### Problem description
If a line in the data below contains the word "List", copy it out.

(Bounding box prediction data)
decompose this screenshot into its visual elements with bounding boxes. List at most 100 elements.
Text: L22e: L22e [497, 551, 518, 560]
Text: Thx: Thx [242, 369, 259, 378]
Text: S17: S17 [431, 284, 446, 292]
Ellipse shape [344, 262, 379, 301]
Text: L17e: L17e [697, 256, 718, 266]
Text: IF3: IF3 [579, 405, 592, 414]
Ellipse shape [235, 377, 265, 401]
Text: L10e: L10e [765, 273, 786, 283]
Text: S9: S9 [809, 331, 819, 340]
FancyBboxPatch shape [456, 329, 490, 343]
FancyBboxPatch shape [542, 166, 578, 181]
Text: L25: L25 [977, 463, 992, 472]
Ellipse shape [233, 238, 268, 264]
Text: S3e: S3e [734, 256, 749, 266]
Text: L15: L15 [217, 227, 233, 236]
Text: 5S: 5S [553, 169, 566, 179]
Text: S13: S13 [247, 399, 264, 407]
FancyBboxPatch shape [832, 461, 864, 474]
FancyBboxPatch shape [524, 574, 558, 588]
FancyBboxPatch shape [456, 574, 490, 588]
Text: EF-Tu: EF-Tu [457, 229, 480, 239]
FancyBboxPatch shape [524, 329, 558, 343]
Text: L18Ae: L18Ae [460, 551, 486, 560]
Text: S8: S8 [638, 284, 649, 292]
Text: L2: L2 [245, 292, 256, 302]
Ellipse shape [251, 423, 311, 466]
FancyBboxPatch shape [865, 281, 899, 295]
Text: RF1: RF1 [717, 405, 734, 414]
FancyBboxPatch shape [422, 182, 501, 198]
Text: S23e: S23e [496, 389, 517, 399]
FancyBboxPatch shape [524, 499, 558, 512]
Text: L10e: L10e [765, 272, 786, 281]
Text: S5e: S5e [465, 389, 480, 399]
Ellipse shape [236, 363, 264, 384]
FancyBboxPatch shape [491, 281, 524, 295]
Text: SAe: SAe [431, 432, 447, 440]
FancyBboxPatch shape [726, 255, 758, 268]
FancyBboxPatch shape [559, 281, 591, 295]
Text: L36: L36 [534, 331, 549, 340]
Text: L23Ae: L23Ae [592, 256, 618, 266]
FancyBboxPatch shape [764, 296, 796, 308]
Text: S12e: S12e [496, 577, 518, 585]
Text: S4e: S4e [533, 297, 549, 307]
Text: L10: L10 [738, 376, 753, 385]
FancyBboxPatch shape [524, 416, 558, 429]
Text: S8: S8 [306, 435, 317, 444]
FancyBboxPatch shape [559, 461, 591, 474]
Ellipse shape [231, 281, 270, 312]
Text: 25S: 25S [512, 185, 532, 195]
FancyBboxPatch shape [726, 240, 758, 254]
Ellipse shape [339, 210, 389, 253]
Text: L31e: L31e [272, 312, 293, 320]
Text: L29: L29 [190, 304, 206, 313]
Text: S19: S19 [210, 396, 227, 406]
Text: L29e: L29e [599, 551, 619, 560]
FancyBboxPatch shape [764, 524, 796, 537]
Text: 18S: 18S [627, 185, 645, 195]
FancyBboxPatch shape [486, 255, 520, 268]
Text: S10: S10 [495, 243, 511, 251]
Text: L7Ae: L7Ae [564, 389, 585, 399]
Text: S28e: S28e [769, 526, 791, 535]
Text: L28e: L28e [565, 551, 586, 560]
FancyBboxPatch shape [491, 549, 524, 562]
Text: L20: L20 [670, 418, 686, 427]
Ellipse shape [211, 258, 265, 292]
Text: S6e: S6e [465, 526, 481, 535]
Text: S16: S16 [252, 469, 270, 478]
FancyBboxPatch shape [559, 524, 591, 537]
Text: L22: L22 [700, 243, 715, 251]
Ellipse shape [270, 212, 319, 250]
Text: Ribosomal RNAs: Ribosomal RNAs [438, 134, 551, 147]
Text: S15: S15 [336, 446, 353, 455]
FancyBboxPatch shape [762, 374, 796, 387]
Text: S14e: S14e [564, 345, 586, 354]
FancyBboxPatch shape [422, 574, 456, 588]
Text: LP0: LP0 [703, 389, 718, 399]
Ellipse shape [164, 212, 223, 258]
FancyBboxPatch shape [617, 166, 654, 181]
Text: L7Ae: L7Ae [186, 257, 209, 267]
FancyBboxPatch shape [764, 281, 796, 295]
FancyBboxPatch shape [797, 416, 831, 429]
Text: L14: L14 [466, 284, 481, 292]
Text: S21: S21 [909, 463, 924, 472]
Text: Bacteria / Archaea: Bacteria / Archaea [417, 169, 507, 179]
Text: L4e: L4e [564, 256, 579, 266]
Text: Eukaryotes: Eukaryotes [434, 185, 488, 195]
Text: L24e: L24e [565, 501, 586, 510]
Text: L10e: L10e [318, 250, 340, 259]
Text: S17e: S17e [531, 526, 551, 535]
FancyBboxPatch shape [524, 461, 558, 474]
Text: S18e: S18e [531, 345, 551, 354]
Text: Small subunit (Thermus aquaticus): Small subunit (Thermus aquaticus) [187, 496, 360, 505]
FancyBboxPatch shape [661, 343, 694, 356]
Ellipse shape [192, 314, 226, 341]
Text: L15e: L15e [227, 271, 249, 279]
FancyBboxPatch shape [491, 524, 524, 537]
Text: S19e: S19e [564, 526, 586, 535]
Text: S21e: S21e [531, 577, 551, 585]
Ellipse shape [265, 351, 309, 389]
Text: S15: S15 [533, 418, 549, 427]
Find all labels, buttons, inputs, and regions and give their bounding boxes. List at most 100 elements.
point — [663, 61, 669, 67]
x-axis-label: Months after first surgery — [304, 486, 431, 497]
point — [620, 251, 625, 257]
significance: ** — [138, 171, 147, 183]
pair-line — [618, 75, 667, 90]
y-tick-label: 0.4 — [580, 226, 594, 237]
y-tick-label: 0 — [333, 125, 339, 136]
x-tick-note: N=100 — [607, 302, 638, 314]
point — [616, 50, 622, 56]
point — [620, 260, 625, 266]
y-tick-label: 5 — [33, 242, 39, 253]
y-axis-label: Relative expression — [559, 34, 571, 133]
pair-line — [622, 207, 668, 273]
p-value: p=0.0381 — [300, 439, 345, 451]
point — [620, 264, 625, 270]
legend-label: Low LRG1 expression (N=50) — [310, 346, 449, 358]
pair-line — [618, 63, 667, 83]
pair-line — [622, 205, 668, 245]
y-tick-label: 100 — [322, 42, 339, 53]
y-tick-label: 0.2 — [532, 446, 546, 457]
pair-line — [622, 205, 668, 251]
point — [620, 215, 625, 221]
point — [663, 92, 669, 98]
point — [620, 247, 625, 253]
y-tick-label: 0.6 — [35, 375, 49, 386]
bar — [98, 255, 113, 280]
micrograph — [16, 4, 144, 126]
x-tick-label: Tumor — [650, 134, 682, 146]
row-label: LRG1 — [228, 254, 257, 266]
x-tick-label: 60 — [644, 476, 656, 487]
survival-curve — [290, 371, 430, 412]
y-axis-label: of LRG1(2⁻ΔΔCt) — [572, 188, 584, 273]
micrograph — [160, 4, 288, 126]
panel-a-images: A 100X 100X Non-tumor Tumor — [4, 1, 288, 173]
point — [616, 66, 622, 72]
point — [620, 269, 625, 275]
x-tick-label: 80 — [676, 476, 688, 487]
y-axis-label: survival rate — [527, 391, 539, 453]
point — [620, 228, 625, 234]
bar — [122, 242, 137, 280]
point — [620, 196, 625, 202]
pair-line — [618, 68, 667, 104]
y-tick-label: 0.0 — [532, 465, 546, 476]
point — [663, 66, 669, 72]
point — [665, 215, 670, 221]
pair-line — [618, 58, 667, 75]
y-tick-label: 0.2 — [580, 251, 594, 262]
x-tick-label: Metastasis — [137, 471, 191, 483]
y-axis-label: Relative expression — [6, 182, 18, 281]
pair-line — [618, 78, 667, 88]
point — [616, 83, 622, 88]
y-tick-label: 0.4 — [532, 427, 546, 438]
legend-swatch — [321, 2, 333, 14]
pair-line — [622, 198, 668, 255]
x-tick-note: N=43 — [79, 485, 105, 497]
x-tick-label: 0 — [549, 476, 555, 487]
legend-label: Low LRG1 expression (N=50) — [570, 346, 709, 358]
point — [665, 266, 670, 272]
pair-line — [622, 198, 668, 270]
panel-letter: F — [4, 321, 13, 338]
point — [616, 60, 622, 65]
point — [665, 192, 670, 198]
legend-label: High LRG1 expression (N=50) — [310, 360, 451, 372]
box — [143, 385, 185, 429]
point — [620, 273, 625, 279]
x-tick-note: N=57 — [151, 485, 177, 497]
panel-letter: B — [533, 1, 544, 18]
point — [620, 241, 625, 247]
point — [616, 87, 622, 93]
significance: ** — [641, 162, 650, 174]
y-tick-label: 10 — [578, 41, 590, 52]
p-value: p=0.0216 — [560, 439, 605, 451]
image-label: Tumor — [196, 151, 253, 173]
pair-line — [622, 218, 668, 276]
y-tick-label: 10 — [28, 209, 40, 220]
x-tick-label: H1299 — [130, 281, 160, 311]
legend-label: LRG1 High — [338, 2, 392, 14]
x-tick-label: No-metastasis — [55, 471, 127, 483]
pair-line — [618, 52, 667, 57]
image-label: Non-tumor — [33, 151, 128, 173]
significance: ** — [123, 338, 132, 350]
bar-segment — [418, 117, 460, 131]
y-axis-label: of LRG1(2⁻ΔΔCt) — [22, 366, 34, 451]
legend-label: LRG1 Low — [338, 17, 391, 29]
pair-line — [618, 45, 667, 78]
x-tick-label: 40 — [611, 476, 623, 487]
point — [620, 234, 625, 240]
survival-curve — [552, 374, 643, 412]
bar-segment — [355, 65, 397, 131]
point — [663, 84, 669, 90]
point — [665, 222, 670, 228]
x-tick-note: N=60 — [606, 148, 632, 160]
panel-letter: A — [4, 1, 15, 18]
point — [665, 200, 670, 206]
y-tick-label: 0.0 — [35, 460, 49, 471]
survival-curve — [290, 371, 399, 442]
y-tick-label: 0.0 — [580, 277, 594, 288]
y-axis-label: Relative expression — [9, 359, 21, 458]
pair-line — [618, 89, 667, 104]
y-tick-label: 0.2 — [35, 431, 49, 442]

### Task solution
decompose this screenshot into its visual elements with bounding boxes. List at most 100 elements.
Find all labels, buttons, inputs, and regions and give their bounding boxes. List at most 100 elements.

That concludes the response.